▸ **EXERCISE TASK**
What follows is a set of entries. Repeat them exactly, but not their pictures.
BEGIN MATERIAL FOR THE TASK
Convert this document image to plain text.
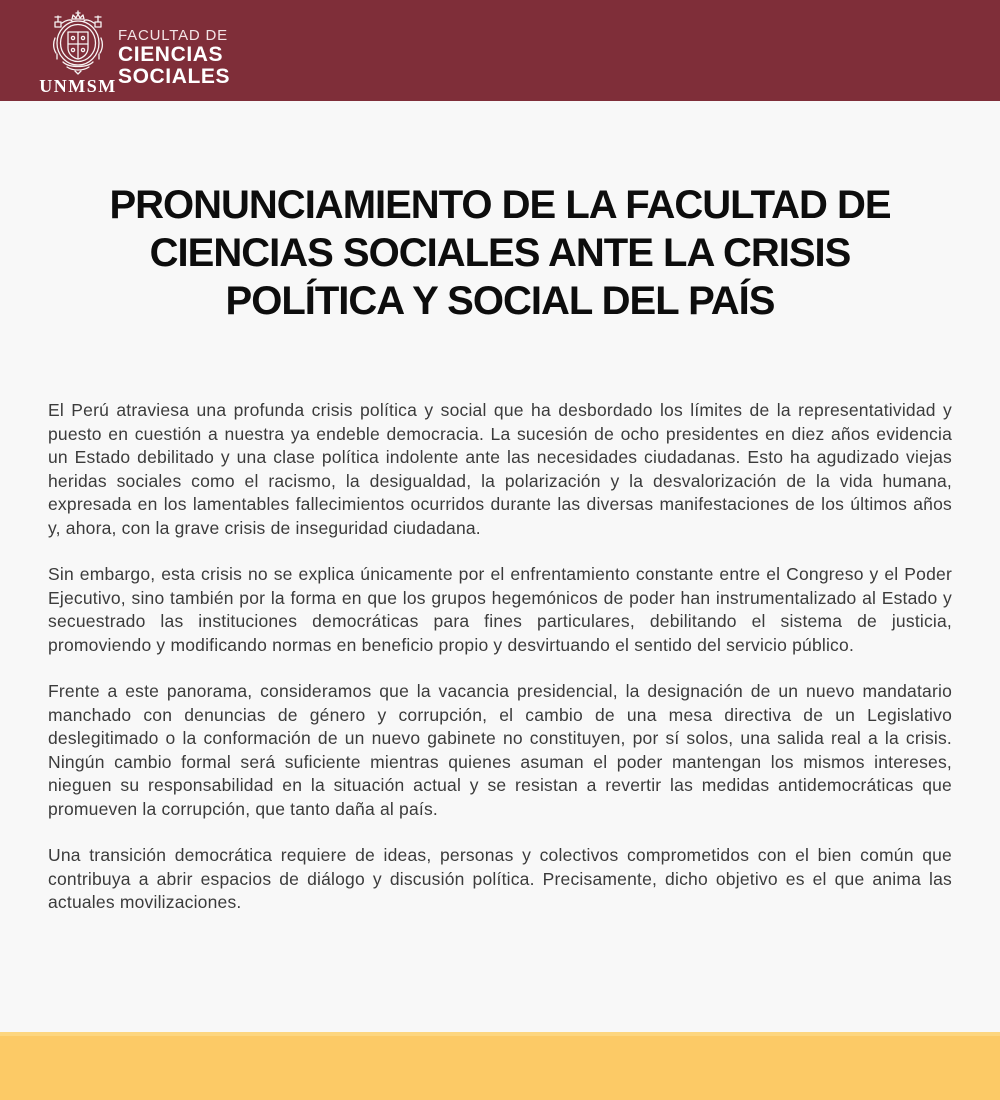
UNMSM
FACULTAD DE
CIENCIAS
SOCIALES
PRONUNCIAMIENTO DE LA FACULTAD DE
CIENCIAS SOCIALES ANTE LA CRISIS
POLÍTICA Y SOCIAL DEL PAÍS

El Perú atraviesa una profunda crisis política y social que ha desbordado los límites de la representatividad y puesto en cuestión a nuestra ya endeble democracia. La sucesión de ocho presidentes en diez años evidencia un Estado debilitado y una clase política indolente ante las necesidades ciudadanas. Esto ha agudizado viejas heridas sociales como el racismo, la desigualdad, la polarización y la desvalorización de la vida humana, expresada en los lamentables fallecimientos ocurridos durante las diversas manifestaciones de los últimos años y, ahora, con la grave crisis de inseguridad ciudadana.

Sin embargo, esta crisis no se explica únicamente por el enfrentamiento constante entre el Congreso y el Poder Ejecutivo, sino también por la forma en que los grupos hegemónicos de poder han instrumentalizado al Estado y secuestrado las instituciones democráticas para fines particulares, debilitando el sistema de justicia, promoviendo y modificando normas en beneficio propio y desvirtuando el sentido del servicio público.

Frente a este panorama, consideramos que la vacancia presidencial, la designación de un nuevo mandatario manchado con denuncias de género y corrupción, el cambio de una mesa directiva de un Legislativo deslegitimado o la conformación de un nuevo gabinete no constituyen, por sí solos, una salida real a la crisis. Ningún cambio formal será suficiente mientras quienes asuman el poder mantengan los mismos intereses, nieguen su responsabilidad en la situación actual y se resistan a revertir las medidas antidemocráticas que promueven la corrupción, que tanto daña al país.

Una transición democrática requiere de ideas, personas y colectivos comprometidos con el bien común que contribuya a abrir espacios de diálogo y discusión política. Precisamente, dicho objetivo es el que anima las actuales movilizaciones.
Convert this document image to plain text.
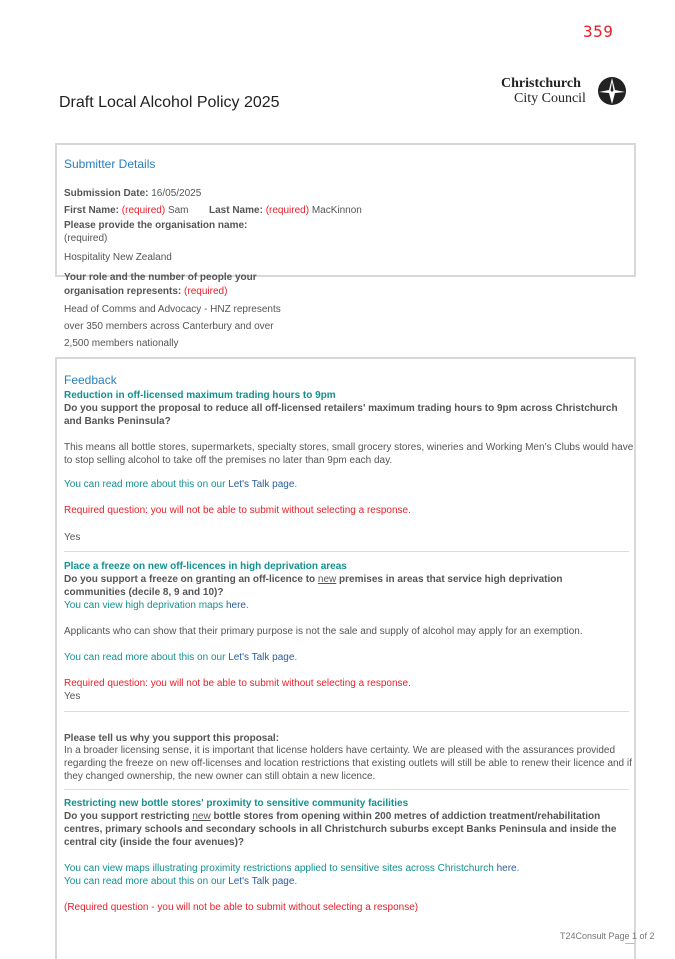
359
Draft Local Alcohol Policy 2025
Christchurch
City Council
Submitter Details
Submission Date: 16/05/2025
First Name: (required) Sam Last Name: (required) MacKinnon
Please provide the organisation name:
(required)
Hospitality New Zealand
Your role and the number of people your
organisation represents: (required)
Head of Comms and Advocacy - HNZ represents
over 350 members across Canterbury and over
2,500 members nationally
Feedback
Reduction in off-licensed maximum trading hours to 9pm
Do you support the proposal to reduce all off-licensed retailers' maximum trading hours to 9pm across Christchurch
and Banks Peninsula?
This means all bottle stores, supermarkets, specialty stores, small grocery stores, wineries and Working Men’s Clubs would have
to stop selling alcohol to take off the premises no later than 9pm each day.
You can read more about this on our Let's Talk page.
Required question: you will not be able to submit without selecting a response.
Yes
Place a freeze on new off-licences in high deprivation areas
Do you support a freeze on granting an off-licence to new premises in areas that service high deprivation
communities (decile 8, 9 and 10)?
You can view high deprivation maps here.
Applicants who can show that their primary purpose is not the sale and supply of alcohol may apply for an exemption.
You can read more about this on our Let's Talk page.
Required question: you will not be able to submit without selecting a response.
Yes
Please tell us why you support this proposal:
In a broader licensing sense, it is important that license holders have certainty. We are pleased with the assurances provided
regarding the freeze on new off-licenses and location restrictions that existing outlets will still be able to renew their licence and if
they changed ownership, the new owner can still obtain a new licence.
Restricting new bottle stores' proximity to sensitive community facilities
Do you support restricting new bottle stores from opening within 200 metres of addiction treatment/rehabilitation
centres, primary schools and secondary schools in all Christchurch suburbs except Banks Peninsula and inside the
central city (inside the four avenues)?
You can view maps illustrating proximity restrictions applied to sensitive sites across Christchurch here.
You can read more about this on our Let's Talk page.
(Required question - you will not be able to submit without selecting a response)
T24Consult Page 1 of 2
END MATERIAL FOR THE TASK
▸ **WRITTEN REPLY**
Convert this document image to plain text.
UNMSM
FACULTAD DE
CIENCIAS
SOCIALES
PRONUNCIAMIENTO DE LA FACULTAD DE
CIENCIAS SOCIALES ANTE LA CRISIS
POLÍTICA Y SOCIAL DEL PAÍS

El Perú atraviesa una profunda crisis política y social que ha desbordado los límites de la representatividad y puesto en cuestión a nuestra ya endeble democracia. La sucesión de ocho presidentes en diez años evidencia un Estado debilitado y una clase política indolente ante las necesidades ciudadanas. Esto ha agudizado viejas heridas sociales como el racismo, la desigualdad, la polarización y la desvalorización de la vida humana, expresada en los lamentables fallecimientos ocurridos durante las diversas manifestaciones de los últimos años y, ahora, con la grave crisis de inseguridad ciudadana.

Sin embargo, esta crisis no se explica únicamente por el enfrentamiento constante entre el Congreso y el Poder Ejecutivo, sino también por la forma en que los grupos hegemónicos de poder han instrumentalizado al Estado y secuestrado las instituciones democráticas para fines particulares, debilitando el sistema de justicia, promoviendo y modificando normas en beneficio propio y desvirtuando el sentido del servicio público.

Frente a este panorama, consideramos que la vacancia presidencial, la designación de un nuevo mandatario manchado con denuncias de género y corrupción, el cambio de una mesa directiva de un Legislativo deslegitimado o la conformación de un nuevo gabinete no constituyen, por sí solos, una salida real a la crisis. Ningún cambio formal será suficiente mientras quienes asuman el poder mantengan los mismos intereses, nieguen su responsabilidad en la situación actual y se resistan a revertir las medidas antidemocráticas que promueven la corrupción, que tanto daña al país.

Una transición democrática requiere de ideas, personas y colectivos comprometidos con el bien común que contribuya a abrir espacios de diálogo y discusión política. Precisamente, dicho objetivo es el que anima las actuales movilizaciones.
Convert this document image to plain text.
359
Draft Local Alcohol Policy 2025
Christchurch
City Council
Submitter Details
Submission Date: 16/05/2025
First Name: (required) Sam Last Name: (required) MacKinnon
Please provide the organisation name:
(required)
Hospitality New Zealand
Your role and the number of people your
organisation represents: (required)
Head of Comms and Advocacy - HNZ represents
over 350 members across Canterbury and over
2,500 members nationally
Feedback
Reduction in off-licensed maximum trading hours to 9pm
Do you support the proposal to reduce all off-licensed retailers' maximum trading hours to 9pm across Christchurch
and Banks Peninsula?
This means all bottle stores, supermarkets, specialty stores, small grocery stores, wineries and Working Men’s Clubs would have
to stop selling alcohol to take off the premises no later than 9pm each day.
You can read more about this on our Let's Talk page.
Required question: you will not be able to submit without selecting a response.
Yes
Place a freeze on new off-licences in high deprivation areas
Do you support a freeze on granting an off-licence to new premises in areas that service high deprivation
communities (decile 8, 9 and 10)?
You can view high deprivation maps here.
Applicants who can show that their primary purpose is not the sale and supply of alcohol may apply for an exemption.
You can read more about this on our Let's Talk page.
Required question: you will not be able to submit without selecting a response.
Yes
Please tell us why you support this proposal:
In a broader licensing sense, it is important that license holders have certainty. We are pleased with the assurances provided
regarding the freeze on new off-licenses and location restrictions that existing outlets will still be able to renew their licence and if
they changed ownership, the new owner can still obtain a new licence.
Restricting new bottle stores' proximity to sensitive community facilities
Do you support restricting new bottle stores from opening within 200 metres of addiction treatment/rehabilitation
centres, primary schools and secondary schools in all Christchurch suburbs except Banks Peninsula and inside the
central city (inside the four avenues)?
You can view maps illustrating proximity restrictions applied to sensitive sites across Christchurch here.
You can read more about this on our Let's Talk page.
(Required question - you will not be able to submit without selecting a response)
T24Consult Page 1 of 2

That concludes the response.